• **Supplied material**:
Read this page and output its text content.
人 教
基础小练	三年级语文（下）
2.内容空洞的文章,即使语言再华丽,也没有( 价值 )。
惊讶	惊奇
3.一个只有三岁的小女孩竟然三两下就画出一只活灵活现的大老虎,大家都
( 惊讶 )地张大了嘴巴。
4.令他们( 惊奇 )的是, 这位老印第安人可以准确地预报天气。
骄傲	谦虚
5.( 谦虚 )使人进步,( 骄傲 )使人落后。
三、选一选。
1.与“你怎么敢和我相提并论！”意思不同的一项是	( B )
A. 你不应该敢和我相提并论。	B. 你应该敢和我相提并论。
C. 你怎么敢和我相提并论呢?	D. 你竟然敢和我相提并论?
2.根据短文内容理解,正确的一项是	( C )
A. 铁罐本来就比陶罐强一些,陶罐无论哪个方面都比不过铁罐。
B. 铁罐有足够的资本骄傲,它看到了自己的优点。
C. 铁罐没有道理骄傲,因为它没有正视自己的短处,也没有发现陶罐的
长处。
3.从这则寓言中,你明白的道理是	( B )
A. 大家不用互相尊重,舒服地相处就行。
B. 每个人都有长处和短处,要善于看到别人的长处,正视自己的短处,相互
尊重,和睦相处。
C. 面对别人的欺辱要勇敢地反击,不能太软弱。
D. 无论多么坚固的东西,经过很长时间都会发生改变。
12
* * *
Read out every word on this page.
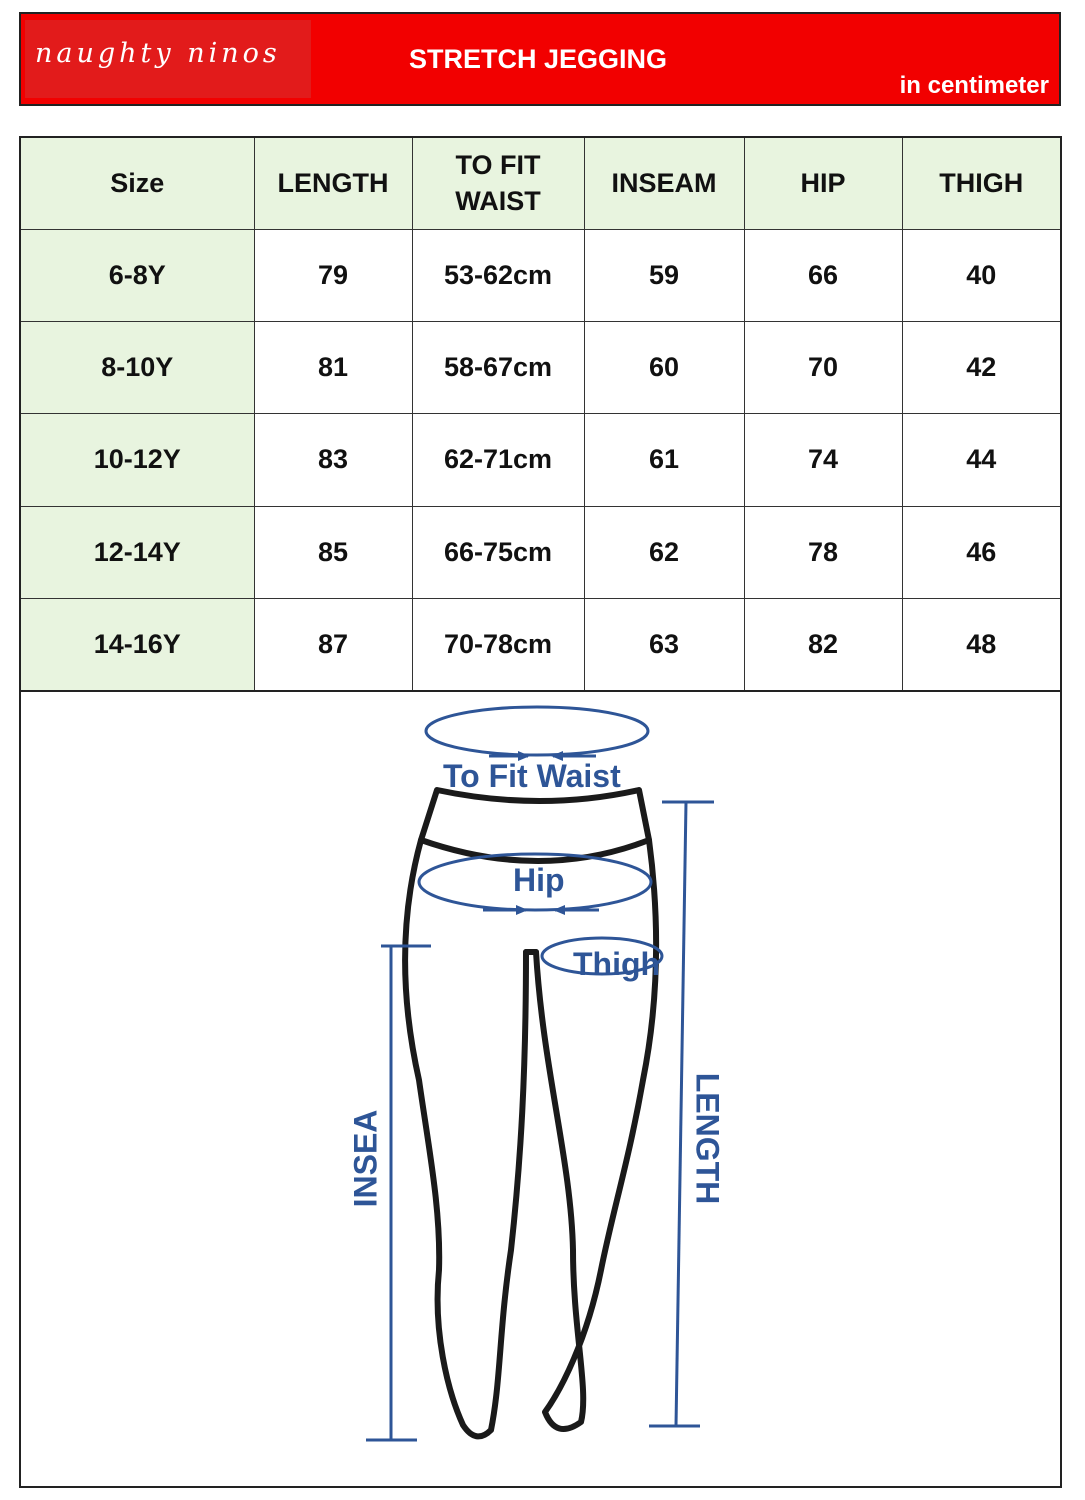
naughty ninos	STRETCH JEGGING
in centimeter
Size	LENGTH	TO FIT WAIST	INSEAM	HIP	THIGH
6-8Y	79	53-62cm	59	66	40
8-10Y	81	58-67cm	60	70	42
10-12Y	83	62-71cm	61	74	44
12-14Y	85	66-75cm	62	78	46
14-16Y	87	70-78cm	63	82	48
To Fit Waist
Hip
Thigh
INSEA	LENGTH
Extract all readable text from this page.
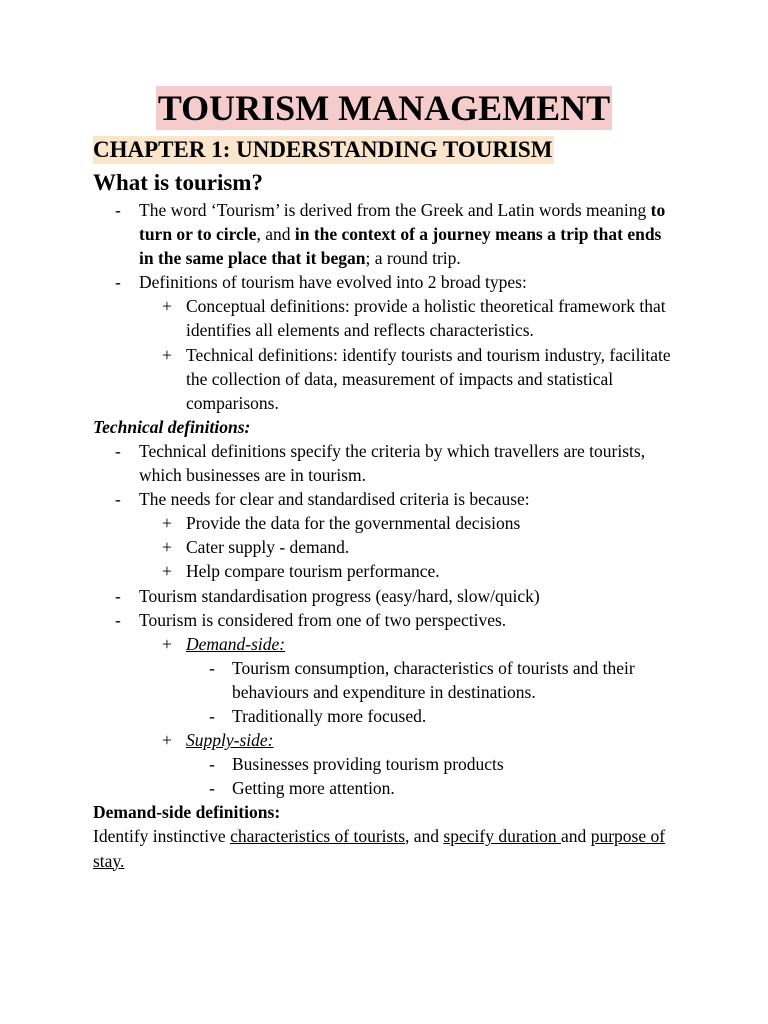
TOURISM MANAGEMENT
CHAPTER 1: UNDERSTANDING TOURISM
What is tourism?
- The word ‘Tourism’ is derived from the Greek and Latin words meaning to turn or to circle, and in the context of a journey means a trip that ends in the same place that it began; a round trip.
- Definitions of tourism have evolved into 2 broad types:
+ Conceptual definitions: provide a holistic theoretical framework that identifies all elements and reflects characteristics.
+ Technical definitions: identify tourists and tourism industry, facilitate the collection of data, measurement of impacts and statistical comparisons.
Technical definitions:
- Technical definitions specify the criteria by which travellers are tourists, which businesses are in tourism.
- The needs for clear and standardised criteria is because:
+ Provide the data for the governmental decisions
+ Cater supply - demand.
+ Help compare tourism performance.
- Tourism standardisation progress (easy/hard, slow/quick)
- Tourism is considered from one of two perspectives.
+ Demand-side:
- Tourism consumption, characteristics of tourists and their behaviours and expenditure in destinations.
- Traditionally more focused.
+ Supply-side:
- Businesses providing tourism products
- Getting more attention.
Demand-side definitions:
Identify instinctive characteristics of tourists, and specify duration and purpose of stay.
...
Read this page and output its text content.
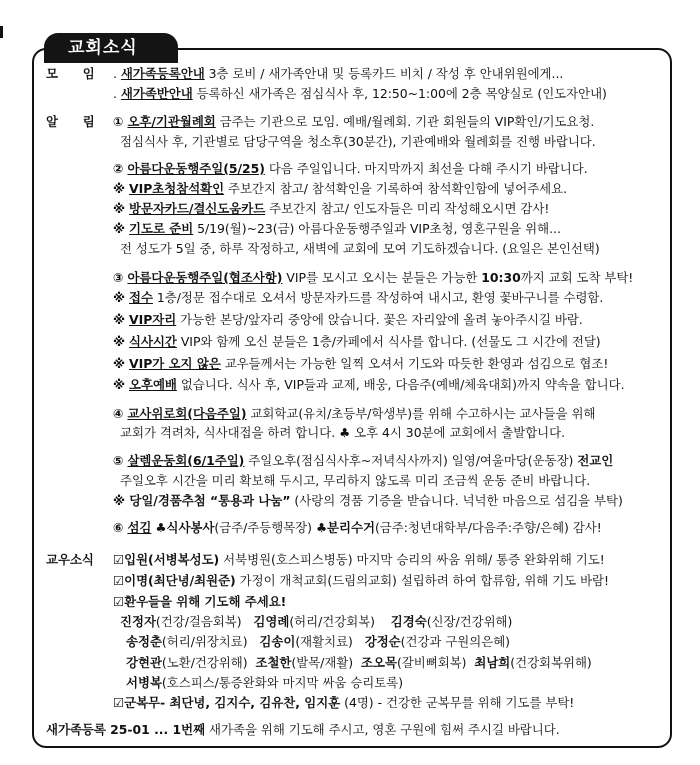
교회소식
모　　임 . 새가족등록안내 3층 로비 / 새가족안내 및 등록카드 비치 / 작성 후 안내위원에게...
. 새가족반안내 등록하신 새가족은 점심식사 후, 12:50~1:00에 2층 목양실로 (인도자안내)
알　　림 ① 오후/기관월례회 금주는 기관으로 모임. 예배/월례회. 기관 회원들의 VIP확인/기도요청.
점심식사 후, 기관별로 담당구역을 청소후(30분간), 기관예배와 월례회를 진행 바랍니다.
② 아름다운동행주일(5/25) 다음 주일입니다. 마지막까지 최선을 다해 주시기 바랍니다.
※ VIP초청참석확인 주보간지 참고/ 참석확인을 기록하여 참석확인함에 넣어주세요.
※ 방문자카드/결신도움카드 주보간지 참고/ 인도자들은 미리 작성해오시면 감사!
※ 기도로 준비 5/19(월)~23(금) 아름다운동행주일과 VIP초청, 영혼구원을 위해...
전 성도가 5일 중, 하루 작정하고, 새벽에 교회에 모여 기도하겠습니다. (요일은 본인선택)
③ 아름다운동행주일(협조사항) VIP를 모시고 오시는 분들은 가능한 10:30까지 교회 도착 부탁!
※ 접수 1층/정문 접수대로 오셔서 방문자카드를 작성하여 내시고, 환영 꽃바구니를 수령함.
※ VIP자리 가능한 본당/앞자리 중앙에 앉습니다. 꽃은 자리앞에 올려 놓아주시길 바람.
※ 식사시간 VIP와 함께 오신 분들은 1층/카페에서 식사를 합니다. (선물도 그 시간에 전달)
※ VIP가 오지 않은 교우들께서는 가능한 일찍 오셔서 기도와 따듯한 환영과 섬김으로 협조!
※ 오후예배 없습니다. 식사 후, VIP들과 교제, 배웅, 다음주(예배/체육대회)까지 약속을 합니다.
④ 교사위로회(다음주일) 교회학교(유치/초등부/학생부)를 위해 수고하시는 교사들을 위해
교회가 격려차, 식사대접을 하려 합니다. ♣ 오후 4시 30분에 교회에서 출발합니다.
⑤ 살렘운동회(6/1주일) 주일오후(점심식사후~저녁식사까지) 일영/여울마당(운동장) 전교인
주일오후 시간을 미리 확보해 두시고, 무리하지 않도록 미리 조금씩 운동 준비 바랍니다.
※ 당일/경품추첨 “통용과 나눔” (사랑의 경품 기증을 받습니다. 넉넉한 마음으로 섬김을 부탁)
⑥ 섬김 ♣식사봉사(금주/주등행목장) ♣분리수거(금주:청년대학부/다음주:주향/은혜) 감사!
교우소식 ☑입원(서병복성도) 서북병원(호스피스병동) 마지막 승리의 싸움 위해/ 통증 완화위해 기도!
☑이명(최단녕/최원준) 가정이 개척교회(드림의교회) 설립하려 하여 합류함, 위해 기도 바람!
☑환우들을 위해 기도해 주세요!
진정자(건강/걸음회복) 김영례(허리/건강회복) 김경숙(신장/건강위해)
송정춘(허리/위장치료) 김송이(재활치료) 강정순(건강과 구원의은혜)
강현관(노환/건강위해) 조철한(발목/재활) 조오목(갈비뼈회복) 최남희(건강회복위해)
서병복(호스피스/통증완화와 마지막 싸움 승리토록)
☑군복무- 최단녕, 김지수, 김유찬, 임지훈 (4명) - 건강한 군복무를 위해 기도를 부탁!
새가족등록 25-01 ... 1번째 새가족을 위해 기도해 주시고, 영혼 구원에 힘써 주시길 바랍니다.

• **Task prompt**: Find how many lines in the material hold the word "바랍니다" and state that number alone.

• **Solution for this task**: 4